**Job:** Below is a set of records. Repeat all of them exactly.

**Dataset entries:**

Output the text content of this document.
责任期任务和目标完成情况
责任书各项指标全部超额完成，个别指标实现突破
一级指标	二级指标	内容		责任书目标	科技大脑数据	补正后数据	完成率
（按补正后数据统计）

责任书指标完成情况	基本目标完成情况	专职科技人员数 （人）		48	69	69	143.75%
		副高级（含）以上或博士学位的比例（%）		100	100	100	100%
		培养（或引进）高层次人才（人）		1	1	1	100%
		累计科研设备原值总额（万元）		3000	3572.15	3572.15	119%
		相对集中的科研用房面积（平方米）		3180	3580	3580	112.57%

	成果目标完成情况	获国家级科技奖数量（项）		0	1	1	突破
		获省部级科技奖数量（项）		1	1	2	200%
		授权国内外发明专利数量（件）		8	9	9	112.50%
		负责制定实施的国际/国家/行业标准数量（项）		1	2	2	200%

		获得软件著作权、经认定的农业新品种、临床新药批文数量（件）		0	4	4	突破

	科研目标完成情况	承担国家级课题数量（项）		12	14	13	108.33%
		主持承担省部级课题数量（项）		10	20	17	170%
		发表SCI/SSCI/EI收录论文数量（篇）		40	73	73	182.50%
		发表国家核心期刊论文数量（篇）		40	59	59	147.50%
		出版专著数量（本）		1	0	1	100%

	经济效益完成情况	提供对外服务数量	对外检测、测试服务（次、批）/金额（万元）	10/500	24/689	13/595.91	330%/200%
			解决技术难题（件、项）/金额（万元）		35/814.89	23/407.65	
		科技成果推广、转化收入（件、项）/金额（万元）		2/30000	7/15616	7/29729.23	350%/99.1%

**Solution to this problem:**
Output the text content of this document.
责任期任务和目标完成情况
责任书各项指标全部超额完成，个别指标实现突破
一级指标	二级指标	内容		责任书目标	科技大脑数据	补正后数据	完成率
（按补正后数据统计）

责任书指标完成情况	基本目标完成情况	专职科技人员数 （人）		48	69	69	143.75%
		副高级（含）以上或博士学位的比例（%）		100	100	100	100%
		培养（或引进）高层次人才（人）		1	1	1	100%
		累计科研设备原值总额（万元）		3000	3572.15	3572.15	119%
		相对集中的科研用房面积（平方米）		3180	3580	3580	112.57%

	成果目标完成情况	获国家级科技奖数量（项）		0	1	1	突破
		获省部级科技奖数量（项）		1	1	2	200%
		授权国内外发明专利数量（件）		8	9	9	112.50%
		负责制定实施的国际/国家/行业标准数量（项）		1	2	2	200%

		获得软件著作权、经认定的农业新品种、临床新药批文数量（件）		0	4	4	突破

	科研目标完成情况	承担国家级课题数量（项）		12	14	13	108.33%
		主持承担省部级课题数量（项）		10	20	17	170%
		发表SCI/SSCI/EI收录论文数量（篇）		40	73	73	182.50%
		发表国家核心期刊论文数量（篇）		40	59	59	147.50%
		出版专著数量（本）		1	0	1	100%

	经济效益完成情况	提供对外服务数量	对外检测、测试服务（次、批）/金额（万元）	10/500	24/689	13/595.91	330%/200%
			解决技术难题（件、项）/金额（万元）		35/814.89	23/407.65	
		科技成果推广、转化收入（件、项）/金额（万元）		2/30000	7/15616	7/29729.23	350%/99.1%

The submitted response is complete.